- Exercise details: Copy out each line that includes the word "badge".
((
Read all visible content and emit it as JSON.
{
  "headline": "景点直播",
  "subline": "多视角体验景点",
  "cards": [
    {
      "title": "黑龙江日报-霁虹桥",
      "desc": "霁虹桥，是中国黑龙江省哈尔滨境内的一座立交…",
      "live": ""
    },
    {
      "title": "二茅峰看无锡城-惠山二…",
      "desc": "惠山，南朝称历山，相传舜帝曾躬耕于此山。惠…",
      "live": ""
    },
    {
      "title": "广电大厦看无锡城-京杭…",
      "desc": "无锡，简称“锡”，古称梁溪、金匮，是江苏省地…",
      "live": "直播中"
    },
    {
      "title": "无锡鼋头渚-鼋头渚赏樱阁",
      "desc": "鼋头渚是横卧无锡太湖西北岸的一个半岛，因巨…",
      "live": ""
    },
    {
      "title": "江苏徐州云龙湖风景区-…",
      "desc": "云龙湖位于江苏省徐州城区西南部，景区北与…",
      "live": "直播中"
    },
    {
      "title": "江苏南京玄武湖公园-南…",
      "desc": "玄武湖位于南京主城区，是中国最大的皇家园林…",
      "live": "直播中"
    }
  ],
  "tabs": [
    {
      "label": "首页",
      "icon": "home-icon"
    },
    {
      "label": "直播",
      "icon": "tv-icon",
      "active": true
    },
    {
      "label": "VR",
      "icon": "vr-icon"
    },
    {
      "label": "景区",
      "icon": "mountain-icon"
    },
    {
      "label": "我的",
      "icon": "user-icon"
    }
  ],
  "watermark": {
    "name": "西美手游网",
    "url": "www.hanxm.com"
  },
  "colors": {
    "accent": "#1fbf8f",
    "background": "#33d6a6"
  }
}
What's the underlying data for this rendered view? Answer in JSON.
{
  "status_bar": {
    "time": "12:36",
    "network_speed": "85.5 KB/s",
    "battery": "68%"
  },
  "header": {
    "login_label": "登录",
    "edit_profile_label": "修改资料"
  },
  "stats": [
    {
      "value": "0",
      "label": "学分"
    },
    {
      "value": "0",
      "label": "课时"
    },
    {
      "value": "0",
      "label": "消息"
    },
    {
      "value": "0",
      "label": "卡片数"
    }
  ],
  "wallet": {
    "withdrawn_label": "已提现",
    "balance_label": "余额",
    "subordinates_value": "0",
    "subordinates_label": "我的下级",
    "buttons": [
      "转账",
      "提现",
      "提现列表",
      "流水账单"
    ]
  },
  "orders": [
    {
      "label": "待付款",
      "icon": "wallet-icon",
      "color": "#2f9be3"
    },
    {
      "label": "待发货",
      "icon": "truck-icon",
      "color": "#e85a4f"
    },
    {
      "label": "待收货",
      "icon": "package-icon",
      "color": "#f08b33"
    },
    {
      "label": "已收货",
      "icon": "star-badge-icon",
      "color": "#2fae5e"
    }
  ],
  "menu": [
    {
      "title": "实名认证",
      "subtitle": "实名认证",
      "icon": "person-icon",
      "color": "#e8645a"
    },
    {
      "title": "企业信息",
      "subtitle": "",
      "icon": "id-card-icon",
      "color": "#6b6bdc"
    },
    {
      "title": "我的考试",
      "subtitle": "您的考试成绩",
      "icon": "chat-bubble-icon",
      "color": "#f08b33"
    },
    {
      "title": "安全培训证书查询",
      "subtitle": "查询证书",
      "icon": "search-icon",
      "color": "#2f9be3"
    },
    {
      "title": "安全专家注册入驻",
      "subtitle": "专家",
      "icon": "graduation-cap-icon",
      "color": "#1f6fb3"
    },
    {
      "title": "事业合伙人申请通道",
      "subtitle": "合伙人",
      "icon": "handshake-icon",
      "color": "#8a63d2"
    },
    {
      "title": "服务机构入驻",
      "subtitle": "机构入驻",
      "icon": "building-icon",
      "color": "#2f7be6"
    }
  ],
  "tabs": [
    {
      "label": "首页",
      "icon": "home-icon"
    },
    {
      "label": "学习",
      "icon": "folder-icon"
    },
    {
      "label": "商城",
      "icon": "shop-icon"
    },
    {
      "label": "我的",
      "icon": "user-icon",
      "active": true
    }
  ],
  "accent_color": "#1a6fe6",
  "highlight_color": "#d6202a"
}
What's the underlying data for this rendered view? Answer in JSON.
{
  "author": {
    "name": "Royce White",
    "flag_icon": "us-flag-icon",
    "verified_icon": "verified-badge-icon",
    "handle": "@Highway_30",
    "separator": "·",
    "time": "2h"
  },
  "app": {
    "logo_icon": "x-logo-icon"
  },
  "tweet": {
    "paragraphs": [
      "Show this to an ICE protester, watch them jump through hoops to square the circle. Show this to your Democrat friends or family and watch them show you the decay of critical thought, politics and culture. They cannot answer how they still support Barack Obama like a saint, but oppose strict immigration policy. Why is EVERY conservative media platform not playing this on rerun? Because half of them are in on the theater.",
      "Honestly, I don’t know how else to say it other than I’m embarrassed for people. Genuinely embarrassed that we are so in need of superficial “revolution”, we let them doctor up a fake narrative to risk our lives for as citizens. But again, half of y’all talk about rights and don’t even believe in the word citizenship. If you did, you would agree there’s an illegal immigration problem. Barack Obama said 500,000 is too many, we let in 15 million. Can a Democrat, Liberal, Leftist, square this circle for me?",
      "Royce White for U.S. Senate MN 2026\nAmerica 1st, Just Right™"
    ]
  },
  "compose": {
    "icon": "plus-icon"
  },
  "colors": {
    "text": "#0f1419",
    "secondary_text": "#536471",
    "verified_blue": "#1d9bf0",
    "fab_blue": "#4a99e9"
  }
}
))
- Written solution:
      "icon": "star-badge-icon",
    "verified_icon": "verified-badge-icon",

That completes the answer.